▶ **Data section**:

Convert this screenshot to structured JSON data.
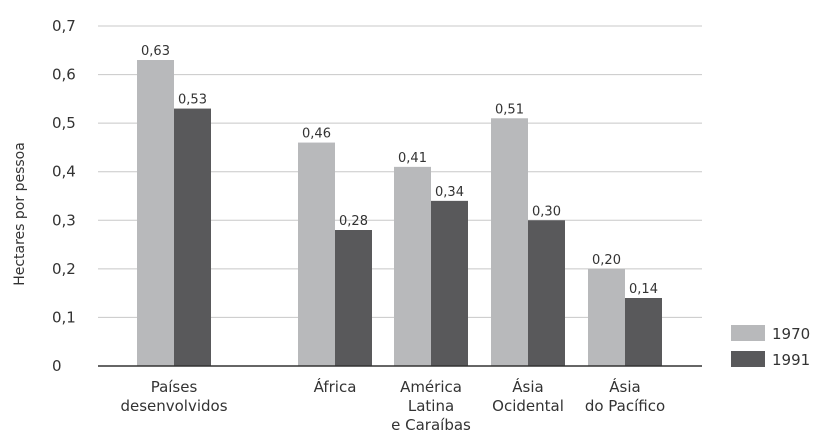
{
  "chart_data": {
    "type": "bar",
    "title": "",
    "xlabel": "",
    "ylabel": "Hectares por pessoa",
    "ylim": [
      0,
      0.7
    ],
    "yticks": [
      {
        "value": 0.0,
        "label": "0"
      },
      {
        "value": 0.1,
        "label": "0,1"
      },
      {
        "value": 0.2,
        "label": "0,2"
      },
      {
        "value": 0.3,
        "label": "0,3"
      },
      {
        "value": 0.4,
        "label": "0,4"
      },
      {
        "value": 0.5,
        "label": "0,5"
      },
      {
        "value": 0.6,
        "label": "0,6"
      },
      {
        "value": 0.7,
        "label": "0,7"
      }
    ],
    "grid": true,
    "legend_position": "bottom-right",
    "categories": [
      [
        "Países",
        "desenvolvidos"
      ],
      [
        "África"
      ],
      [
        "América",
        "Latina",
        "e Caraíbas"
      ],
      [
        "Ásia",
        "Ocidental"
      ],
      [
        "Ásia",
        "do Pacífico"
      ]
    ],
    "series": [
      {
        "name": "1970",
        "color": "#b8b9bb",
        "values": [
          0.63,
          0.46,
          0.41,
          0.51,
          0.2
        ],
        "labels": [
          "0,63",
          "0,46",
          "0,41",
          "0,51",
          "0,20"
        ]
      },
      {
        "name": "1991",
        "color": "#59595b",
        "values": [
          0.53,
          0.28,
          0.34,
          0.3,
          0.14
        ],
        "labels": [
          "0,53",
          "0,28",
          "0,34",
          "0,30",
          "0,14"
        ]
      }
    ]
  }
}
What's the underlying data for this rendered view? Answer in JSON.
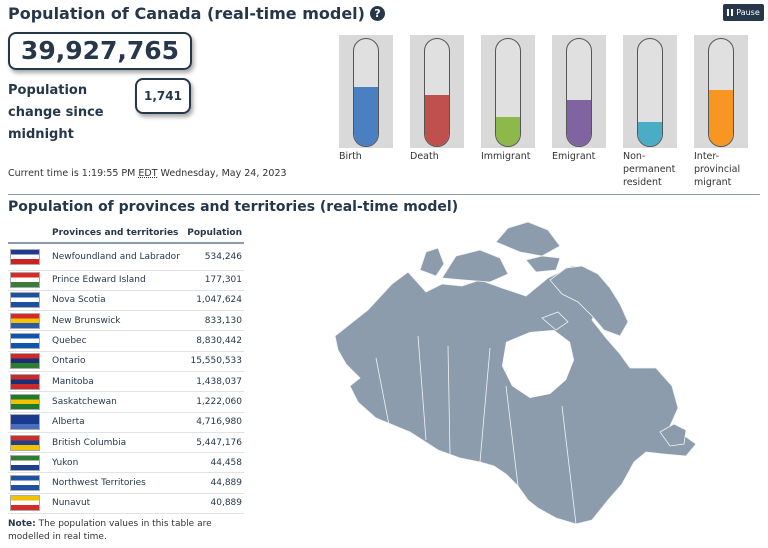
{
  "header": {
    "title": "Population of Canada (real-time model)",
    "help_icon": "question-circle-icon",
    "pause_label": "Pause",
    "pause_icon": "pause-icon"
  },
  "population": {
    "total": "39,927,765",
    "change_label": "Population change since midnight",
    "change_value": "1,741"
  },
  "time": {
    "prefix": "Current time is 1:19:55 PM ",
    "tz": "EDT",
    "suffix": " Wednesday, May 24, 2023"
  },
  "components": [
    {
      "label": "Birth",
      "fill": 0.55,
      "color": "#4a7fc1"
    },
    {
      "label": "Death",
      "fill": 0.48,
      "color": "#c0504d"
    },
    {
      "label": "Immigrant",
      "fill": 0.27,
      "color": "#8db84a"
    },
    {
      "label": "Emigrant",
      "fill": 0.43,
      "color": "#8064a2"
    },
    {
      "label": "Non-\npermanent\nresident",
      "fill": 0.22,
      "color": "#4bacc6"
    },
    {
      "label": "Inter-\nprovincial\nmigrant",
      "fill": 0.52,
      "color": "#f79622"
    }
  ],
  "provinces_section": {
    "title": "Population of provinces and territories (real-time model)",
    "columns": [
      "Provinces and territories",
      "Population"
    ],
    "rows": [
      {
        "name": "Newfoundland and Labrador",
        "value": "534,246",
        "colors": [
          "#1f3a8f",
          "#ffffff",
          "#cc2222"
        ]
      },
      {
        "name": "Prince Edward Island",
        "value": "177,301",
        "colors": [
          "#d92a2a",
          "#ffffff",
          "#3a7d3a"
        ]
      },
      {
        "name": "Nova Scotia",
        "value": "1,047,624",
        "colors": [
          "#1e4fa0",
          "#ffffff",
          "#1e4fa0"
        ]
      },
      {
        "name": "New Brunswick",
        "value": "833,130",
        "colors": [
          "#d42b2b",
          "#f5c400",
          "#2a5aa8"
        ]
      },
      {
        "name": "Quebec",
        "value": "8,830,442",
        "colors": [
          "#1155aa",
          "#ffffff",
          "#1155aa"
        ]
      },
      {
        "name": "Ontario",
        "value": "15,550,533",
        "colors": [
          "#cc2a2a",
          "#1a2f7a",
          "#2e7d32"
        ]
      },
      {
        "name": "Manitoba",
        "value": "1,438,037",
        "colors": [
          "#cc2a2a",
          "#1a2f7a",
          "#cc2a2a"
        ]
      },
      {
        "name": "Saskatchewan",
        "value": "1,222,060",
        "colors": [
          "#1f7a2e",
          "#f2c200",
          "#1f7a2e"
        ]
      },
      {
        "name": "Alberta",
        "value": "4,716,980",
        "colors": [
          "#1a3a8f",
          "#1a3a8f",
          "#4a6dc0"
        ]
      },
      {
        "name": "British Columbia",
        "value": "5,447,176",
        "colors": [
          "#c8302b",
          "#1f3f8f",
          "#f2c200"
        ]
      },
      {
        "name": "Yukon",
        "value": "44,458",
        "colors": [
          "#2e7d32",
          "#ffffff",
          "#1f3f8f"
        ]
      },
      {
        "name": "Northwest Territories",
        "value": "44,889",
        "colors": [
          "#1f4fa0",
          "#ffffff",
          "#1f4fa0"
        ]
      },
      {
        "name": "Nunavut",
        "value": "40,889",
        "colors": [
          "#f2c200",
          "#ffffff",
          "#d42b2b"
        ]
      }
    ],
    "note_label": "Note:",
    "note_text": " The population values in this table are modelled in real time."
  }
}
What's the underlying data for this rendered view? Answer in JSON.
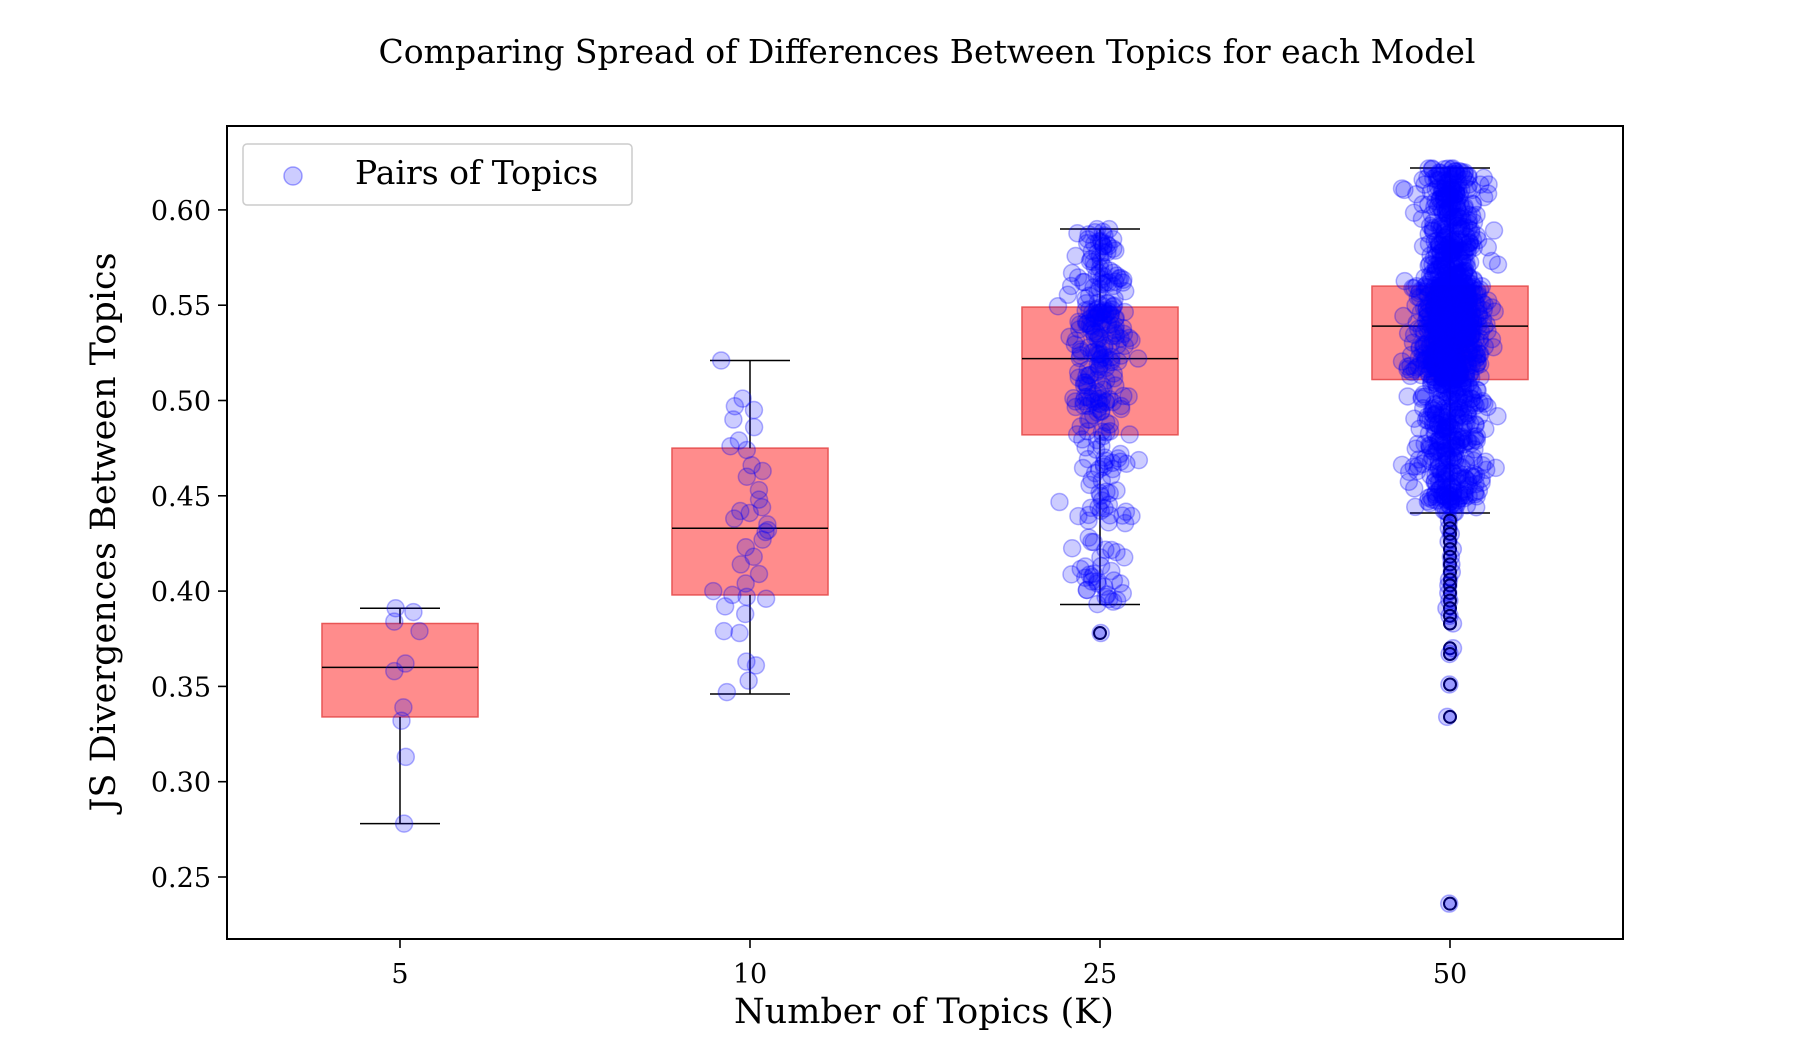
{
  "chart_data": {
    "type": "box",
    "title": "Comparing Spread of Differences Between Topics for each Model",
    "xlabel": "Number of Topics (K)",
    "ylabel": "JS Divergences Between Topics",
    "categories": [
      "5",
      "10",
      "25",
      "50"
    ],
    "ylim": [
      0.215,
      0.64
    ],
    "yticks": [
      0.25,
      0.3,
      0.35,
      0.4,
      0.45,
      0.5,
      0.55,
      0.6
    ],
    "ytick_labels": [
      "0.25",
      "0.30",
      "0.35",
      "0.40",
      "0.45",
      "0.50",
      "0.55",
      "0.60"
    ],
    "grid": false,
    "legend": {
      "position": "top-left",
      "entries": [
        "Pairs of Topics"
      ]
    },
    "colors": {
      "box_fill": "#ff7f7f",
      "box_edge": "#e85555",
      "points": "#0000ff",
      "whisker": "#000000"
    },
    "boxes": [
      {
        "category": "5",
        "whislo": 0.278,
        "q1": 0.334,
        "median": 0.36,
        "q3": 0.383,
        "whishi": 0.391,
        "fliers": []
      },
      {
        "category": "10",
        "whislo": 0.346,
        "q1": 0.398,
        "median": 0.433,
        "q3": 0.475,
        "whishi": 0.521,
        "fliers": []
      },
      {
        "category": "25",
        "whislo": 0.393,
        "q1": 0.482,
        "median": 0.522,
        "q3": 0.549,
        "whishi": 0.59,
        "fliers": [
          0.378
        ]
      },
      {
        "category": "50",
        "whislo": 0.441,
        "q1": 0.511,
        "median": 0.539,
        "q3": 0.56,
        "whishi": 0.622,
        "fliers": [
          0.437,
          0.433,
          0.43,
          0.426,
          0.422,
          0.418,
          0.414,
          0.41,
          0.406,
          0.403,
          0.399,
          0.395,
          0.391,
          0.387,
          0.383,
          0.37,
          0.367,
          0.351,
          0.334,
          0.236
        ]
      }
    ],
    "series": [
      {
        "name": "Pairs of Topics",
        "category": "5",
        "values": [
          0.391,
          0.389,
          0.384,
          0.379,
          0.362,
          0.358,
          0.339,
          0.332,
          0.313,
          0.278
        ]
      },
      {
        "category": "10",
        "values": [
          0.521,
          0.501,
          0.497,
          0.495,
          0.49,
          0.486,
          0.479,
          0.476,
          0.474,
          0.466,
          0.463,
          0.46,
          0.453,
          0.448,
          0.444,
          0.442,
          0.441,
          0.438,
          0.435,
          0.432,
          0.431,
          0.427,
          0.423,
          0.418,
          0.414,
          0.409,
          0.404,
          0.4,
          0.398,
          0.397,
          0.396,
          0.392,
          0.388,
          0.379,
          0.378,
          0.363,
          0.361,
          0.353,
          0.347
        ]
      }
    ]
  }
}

▶ **Problem description**:
Every line above that contains the word "whislo" should be reported.

▶ **Written response**:
        "whislo": 0.278,
        "whislo": 0.346,
        "whislo": 0.393,
        "whislo": 0.441,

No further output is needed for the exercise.